▶ [PROBLEM STATEMENT]
Copy out the listing that follows, exact in every word, and skip the images.

Rows from a figure dataset

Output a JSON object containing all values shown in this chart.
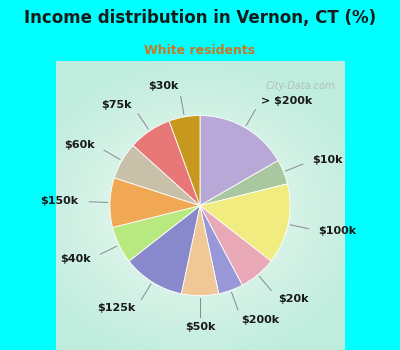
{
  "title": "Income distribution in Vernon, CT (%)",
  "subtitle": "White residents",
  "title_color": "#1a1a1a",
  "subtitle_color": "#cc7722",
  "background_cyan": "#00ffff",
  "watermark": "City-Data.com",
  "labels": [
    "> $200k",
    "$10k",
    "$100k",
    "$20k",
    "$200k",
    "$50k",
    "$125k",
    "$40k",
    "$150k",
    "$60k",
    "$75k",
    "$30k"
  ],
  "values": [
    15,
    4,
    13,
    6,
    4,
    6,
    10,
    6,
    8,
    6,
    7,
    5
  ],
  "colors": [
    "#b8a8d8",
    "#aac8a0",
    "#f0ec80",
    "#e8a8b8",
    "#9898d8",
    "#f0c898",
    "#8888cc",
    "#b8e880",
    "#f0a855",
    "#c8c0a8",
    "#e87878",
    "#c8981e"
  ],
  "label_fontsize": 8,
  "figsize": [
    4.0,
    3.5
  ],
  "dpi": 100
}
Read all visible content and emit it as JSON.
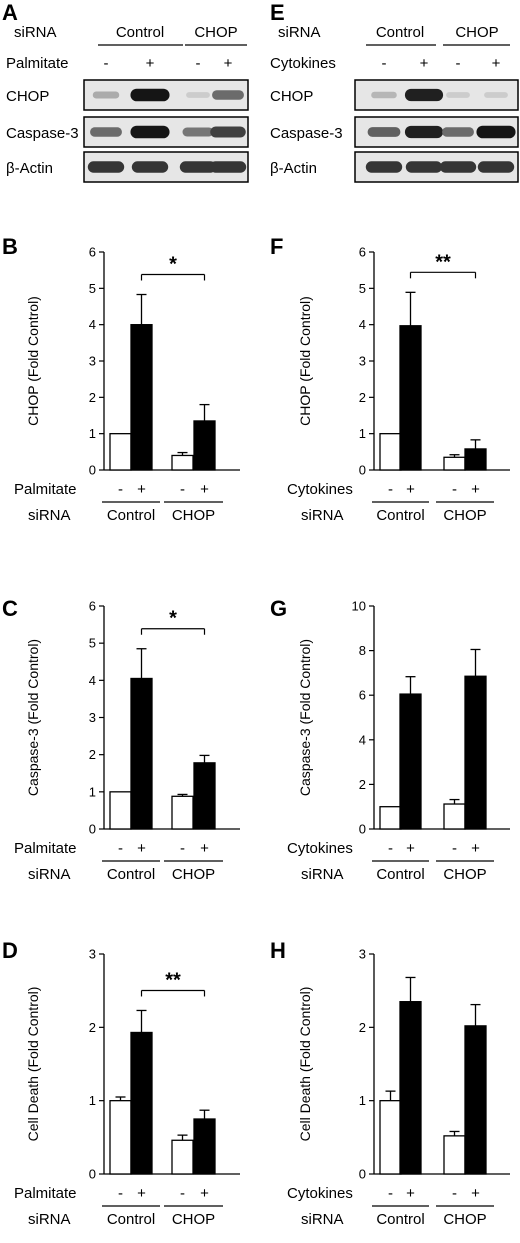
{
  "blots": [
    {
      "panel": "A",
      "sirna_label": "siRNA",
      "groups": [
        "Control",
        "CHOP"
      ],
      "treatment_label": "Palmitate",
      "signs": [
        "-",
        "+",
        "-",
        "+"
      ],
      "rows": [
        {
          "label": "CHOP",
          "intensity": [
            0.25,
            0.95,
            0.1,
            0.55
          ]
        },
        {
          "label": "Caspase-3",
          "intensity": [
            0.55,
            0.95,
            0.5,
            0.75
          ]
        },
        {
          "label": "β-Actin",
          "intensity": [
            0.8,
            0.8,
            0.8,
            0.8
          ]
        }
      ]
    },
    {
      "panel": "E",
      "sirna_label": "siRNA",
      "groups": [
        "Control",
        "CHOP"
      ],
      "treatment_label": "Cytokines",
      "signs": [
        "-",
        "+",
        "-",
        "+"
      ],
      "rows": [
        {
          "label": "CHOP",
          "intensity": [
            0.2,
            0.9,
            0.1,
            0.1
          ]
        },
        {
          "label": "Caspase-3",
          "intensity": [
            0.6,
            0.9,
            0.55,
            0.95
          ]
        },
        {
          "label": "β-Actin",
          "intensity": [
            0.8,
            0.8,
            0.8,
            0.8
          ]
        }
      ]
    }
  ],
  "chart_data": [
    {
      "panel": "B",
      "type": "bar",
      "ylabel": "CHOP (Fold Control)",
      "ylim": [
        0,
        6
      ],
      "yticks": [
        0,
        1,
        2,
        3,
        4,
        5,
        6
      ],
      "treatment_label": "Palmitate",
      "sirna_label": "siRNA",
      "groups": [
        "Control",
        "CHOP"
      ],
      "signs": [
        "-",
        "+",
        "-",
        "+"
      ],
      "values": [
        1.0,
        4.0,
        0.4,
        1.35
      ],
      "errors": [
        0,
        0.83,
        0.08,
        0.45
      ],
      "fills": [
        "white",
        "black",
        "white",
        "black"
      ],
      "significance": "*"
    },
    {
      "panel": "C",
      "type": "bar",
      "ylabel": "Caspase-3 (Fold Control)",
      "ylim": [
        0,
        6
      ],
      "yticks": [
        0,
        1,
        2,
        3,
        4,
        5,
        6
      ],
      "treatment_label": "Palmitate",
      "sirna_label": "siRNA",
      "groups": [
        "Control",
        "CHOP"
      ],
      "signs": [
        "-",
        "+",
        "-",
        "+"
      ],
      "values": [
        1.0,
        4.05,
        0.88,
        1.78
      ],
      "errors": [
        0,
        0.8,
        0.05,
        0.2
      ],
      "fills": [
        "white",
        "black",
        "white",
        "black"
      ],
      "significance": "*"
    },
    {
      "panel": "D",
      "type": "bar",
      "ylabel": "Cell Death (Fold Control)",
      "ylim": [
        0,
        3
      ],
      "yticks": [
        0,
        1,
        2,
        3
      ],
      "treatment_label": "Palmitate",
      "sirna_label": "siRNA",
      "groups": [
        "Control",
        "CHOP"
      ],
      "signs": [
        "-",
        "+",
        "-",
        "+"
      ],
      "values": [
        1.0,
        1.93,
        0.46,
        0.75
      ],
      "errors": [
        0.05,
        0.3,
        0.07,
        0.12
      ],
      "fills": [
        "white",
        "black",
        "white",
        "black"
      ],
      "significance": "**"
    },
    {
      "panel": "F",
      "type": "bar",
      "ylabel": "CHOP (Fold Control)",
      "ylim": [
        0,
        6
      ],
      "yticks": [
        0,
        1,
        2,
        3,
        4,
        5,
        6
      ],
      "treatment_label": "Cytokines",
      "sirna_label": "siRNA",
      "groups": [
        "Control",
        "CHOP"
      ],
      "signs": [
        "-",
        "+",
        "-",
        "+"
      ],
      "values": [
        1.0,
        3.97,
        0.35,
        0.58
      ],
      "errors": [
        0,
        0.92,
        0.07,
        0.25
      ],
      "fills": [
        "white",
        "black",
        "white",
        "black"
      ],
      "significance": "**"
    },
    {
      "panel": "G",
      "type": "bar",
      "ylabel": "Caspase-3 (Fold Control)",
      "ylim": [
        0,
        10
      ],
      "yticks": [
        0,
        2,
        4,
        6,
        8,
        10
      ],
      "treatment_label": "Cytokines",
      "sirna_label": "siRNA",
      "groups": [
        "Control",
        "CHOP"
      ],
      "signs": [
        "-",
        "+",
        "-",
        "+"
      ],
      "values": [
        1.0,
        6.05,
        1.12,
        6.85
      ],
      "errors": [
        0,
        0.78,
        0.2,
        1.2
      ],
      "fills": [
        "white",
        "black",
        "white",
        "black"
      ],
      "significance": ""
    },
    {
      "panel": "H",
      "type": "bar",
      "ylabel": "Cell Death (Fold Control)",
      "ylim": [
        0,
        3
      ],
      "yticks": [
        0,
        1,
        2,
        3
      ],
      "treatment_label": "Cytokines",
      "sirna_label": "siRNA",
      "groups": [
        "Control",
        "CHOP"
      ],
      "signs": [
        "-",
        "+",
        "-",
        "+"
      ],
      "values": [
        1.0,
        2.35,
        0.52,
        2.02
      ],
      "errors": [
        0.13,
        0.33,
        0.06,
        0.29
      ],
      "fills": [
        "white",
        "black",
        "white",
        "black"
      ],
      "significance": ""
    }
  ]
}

▶ [TASK OUTPUT]
Output a JSON object containing all values shown in this chart.
{
  "title": "Income distribution in Vernon, CT (%)",
  "subtitle": "White residents",
  "title_color": "#1a1a1a",
  "subtitle_color": "#cc7722",
  "background_cyan": "#00ffff",
  "watermark": "City-Data.com",
  "labels": [
    "> $200k",
    "$10k",
    "$100k",
    "$20k",
    "$200k",
    "$50k",
    "$125k",
    "$40k",
    "$150k",
    "$60k",
    "$75k",
    "$30k"
  ],
  "values": [
    15,
    4,
    13,
    6,
    4,
    6,
    10,
    6,
    8,
    6,
    7,
    5
  ],
  "colors": [
    "#b8a8d8",
    "#aac8a0",
    "#f0ec80",
    "#e8a8b8",
    "#9898d8",
    "#f0c898",
    "#8888cc",
    "#b8e880",
    "#f0a855",
    "#c8c0a8",
    "#e87878",
    "#c8981e"
  ],
  "label_fontsize": 8,
  "figsize": [
    4.0,
    3.5
  ],
  "dpi": 100
}
Read all visible content and emit it as JSON.
{
  "blots": [
    {
      "panel": "A",
      "sirna_label": "siRNA",
      "groups": [
        "Control",
        "CHOP"
      ],
      "treatment_label": "Palmitate",
      "signs": [
        "-",
        "+",
        "-",
        "+"
      ],
      "rows": [
        {
          "label": "CHOP",
          "intensity": [
            0.25,
            0.95,
            0.1,
            0.55
          ]
        },
        {
          "label": "Caspase-3",
          "intensity": [
            0.55,
            0.95,
            0.5,
            0.75
          ]
        },
        {
          "label": "β-Actin",
          "intensity": [
            0.8,
            0.8,
            0.8,
            0.8
          ]
        }
      ]
    },
    {
      "panel": "E",
      "sirna_label": "siRNA",
      "groups": [
        "Control",
        "CHOP"
      ],
      "treatment_label": "Cytokines",
      "signs": [
        "-",
        "+",
        "-",
        "+"
      ],
      "rows": [
        {
          "label": "CHOP",
          "intensity": [
            0.2,
            0.9,
            0.1,
            0.1
          ]
        },
        {
          "label": "Caspase-3",
          "intensity": [
            0.6,
            0.9,
            0.55,
            0.95
          ]
        },
        {
          "label": "β-Actin",
          "intensity": [
            0.8,
            0.8,
            0.8,
            0.8
          ]
        }
      ]
    }
  ],
  "chart_data": [
    {
      "panel": "B",
      "type": "bar",
      "ylabel": "CHOP (Fold Control)",
      "ylim": [
        0,
        6
      ],
      "yticks": [
        0,
        1,
        2,
        3,
        4,
        5,
        6
      ],
      "treatment_label": "Palmitate",
      "sirna_label": "siRNA",
      "groups": [
        "Control",
        "CHOP"
      ],
      "signs": [
        "-",
        "+",
        "-",
        "+"
      ],
      "values": [
        1.0,
        4.0,
        0.4,
        1.35
      ],
      "errors": [
        0,
        0.83,
        0.08,
        0.45
      ],
      "fills": [
        "white",
        "black",
        "white",
        "black"
      ],
      "significance": "*"
    },
    {
      "panel": "C",
      "type": "bar",
      "ylabel": "Caspase-3 (Fold Control)",
      "ylim": [
        0,
        6
      ],
      "yticks": [
        0,
        1,
        2,
        3,
        4,
        5,
        6
      ],
      "treatment_label": "Palmitate",
      "sirna_label": "siRNA",
      "groups": [
        "Control",
        "CHOP"
      ],
      "signs": [
        "-",
        "+",
        "-",
        "+"
      ],
      "values": [
        1.0,
        4.05,
        0.88,
        1.78
      ],
      "errors": [
        0,
        0.8,
        0.05,
        0.2
      ],
      "fills": [
        "white",
        "black",
        "white",
        "black"
      ],
      "significance": "*"
    },
    {
      "panel": "D",
      "type": "bar",
      "ylabel": "Cell Death (Fold Control)",
      "ylim": [
        0,
        3
      ],
      "yticks": [
        0,
        1,
        2,
        3
      ],
      "treatment_label": "Palmitate",
      "sirna_label": "siRNA",
      "groups": [
        "Control",
        "CHOP"
      ],
      "signs": [
        "-",
        "+",
        "-",
        "+"
      ],
      "values": [
        1.0,
        1.93,
        0.46,
        0.75
      ],
      "errors": [
        0.05,
        0.3,
        0.07,
        0.12
      ],
      "fills": [
        "white",
        "black",
        "white",
        "black"
      ],
      "significance": "**"
    },
    {
      "panel": "F",
      "type": "bar",
      "ylabel": "CHOP (Fold Control)",
      "ylim": [
        0,
        6
      ],
      "yticks": [
        0,
        1,
        2,
        3,
        4,
        5,
        6
      ],
      "treatment_label": "Cytokines",
      "sirna_label": "siRNA",
      "groups": [
        "Control",
        "CHOP"
      ],
      "signs": [
        "-",
        "+",
        "-",
        "+"
      ],
      "values": [
        1.0,
        3.97,
        0.35,
        0.58
      ],
      "errors": [
        0,
        0.92,
        0.07,
        0.25
      ],
      "fills": [
        "white",
        "black",
        "white",
        "black"
      ],
      "significance": "**"
    },
    {
      "panel": "G",
      "type": "bar",
      "ylabel": "Caspase-3 (Fold Control)",
      "ylim": [
        0,
        10
      ],
      "yticks": [
        0,
        2,
        4,
        6,
        8,
        10
      ],
      "treatment_label": "Cytokines",
      "sirna_label": "siRNA",
      "groups": [
        "Control",
        "CHOP"
      ],
      "signs": [
        "-",
        "+",
        "-",
        "+"
      ],
      "values": [
        1.0,
        6.05,
        1.12,
        6.85
      ],
      "errors": [
        0,
        0.78,
        0.2,
        1.2
      ],
      "fills": [
        "white",
        "black",
        "white",
        "black"
      ],
      "significance": ""
    },
    {
      "panel": "H",
      "type": "bar",
      "ylabel": "Cell Death (Fold Control)",
      "ylim": [
        0,
        3
      ],
      "yticks": [
        0,
        1,
        2,
        3
      ],
      "treatment_label": "Cytokines",
      "sirna_label": "siRNA",
      "groups": [
        "Control",
        "CHOP"
      ],
      "signs": [
        "-",
        "+",
        "-",
        "+"
      ],
      "values": [
        1.0,
        2.35,
        0.52,
        2.02
      ],
      "errors": [
        0.13,
        0.33,
        0.06,
        0.29
      ],
      "fills": [
        "white",
        "black",
        "white",
        "black"
      ],
      "significance": ""
    }
  ]
}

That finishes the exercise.